[Saved data entries]
+--
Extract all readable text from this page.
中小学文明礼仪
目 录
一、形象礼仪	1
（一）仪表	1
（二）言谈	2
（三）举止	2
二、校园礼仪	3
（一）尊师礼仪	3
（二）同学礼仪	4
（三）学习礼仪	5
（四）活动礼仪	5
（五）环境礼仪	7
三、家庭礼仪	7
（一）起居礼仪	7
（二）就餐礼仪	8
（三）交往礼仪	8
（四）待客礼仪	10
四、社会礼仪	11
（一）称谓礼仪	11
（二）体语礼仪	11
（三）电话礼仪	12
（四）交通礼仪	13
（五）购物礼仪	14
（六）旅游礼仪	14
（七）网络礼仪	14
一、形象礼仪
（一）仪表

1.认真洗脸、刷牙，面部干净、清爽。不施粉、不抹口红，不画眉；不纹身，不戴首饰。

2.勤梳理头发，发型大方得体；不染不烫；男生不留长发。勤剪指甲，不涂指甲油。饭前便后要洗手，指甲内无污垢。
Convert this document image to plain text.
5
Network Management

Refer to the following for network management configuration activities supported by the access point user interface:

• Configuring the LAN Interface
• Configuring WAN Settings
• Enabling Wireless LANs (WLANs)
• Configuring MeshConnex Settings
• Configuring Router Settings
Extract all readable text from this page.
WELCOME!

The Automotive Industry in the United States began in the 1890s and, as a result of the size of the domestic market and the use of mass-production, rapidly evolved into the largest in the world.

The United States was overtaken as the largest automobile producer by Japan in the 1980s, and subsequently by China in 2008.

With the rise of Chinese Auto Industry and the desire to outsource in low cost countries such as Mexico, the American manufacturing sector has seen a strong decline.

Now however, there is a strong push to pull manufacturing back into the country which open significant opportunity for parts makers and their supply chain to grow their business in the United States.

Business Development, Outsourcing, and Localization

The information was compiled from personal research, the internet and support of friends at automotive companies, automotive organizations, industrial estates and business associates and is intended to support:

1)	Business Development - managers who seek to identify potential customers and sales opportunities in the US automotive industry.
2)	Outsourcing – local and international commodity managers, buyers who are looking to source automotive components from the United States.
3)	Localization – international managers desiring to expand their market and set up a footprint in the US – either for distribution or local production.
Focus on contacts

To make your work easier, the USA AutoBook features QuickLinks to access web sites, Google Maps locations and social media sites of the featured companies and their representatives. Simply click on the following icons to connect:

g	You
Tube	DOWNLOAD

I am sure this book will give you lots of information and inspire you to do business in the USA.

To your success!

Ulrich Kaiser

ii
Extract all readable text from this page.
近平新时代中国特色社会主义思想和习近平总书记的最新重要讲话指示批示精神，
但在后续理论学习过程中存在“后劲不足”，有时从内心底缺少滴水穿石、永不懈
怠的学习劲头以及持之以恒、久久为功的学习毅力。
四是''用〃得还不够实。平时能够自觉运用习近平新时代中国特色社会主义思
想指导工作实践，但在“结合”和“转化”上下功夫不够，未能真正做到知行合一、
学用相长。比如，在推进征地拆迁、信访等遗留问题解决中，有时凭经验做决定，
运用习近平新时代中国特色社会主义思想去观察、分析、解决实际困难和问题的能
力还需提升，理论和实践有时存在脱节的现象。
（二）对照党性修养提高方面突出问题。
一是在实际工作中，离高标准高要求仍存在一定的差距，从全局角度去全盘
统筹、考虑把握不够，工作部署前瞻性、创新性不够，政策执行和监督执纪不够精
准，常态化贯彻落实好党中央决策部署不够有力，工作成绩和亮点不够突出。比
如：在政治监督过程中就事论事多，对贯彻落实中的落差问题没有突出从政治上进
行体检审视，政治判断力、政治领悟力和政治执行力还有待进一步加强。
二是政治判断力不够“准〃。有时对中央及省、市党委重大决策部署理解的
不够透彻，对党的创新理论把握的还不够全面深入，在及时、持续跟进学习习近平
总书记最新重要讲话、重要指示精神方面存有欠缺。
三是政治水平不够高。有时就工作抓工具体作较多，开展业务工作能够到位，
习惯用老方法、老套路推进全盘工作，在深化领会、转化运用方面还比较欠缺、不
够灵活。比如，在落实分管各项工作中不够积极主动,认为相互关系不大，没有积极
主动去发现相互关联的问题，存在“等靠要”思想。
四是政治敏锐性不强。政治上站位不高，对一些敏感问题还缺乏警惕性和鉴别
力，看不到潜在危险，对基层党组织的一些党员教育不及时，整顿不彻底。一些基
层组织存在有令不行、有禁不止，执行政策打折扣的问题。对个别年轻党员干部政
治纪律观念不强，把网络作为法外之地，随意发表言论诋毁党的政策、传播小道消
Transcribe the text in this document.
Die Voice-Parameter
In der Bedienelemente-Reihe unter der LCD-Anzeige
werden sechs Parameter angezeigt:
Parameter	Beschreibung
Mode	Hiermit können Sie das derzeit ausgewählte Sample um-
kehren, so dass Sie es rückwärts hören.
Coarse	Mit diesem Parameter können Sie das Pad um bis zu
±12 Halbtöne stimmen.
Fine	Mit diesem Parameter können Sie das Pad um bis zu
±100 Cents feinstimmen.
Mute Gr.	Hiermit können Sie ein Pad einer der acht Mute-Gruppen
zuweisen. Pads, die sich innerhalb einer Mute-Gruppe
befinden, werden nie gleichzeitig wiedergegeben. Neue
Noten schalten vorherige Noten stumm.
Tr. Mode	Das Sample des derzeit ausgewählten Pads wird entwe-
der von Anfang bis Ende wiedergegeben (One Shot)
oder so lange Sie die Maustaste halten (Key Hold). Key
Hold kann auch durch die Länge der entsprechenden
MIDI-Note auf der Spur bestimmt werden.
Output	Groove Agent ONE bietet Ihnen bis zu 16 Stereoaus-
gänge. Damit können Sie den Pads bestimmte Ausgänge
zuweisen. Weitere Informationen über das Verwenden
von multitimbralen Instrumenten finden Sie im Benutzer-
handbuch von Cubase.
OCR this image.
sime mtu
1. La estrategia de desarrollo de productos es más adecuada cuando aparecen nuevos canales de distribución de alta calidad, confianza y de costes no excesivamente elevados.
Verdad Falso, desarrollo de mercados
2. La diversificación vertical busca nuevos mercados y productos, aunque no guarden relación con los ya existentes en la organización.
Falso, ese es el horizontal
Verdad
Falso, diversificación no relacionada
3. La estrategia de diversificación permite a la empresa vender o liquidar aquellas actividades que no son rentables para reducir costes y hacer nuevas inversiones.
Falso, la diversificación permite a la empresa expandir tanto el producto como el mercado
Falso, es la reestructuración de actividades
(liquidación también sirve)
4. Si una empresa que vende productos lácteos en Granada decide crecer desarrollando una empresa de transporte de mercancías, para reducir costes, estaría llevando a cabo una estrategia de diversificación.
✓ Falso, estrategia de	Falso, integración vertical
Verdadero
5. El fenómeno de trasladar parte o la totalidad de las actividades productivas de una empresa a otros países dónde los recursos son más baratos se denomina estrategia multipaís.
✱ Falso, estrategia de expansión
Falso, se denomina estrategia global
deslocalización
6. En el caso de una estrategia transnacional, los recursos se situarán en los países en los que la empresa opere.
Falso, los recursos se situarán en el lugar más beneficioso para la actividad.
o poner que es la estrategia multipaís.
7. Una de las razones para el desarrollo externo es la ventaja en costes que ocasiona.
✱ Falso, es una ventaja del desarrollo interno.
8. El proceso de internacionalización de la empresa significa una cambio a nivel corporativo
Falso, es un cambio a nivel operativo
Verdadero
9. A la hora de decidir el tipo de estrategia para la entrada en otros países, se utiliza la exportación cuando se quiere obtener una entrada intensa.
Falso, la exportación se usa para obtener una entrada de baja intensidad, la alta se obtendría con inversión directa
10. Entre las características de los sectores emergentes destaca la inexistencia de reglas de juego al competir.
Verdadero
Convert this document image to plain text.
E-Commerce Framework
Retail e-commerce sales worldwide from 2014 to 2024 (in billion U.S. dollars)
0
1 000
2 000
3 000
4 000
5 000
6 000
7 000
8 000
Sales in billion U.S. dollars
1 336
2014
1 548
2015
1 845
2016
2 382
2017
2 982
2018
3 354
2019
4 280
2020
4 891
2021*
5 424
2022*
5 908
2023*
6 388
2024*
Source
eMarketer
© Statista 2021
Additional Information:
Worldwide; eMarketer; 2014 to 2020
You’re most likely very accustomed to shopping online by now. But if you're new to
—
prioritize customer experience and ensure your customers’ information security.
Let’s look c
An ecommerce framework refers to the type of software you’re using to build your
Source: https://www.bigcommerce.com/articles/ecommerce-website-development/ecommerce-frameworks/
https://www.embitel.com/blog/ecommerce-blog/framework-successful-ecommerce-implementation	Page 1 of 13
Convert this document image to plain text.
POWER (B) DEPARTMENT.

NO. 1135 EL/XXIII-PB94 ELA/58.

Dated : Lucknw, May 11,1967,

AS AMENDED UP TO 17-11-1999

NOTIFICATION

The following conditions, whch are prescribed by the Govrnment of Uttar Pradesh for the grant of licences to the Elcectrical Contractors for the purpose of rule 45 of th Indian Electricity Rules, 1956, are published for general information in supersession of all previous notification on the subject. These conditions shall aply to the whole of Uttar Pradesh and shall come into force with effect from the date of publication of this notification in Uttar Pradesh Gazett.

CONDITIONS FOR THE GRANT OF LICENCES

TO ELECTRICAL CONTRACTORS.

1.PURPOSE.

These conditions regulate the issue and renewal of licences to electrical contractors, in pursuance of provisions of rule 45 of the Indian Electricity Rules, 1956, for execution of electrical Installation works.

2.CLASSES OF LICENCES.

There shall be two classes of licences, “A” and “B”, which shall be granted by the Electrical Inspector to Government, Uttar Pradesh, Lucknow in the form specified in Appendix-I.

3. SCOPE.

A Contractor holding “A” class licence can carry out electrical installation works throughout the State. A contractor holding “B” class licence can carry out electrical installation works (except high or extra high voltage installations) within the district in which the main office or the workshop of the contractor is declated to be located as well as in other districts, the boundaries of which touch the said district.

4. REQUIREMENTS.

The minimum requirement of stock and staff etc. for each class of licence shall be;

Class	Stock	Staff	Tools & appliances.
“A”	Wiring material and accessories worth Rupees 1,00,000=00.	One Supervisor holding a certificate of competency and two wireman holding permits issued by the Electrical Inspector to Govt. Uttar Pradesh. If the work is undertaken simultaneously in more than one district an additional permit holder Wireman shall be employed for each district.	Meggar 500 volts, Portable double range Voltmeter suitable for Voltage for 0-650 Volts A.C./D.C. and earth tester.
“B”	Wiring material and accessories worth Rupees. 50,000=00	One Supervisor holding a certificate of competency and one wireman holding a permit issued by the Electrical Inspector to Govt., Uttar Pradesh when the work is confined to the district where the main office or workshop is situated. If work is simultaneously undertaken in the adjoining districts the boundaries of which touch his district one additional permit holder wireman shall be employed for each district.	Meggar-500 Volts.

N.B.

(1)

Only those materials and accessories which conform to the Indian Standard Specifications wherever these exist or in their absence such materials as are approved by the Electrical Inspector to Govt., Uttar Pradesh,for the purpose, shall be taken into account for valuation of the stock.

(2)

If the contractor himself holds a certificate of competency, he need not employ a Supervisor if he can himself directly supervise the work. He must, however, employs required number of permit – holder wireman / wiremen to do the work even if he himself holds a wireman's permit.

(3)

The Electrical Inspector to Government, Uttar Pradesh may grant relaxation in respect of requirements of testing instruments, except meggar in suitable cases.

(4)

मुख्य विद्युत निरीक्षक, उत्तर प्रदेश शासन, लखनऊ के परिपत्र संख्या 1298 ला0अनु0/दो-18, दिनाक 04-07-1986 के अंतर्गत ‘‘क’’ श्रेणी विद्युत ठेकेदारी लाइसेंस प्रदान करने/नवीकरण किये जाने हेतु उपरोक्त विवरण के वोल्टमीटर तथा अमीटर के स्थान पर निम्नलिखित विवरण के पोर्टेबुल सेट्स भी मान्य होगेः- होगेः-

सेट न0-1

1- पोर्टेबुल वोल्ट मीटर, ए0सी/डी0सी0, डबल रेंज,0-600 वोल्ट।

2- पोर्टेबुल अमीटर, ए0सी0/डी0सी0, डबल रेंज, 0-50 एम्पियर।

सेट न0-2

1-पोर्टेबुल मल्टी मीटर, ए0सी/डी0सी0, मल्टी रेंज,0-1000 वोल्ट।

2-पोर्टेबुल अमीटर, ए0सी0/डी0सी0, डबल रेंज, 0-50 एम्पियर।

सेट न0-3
+--
Stated goal » Copy all lines from the material that include "https".

Response »
Source: https://www.bigcommerce.com/articles/ecommerce-website-development/ecommerce-frameworks/
https://www.embitel.com/blog/ecommerce-blog/framework-successful-ecommerce-implementation	Page 1 of 13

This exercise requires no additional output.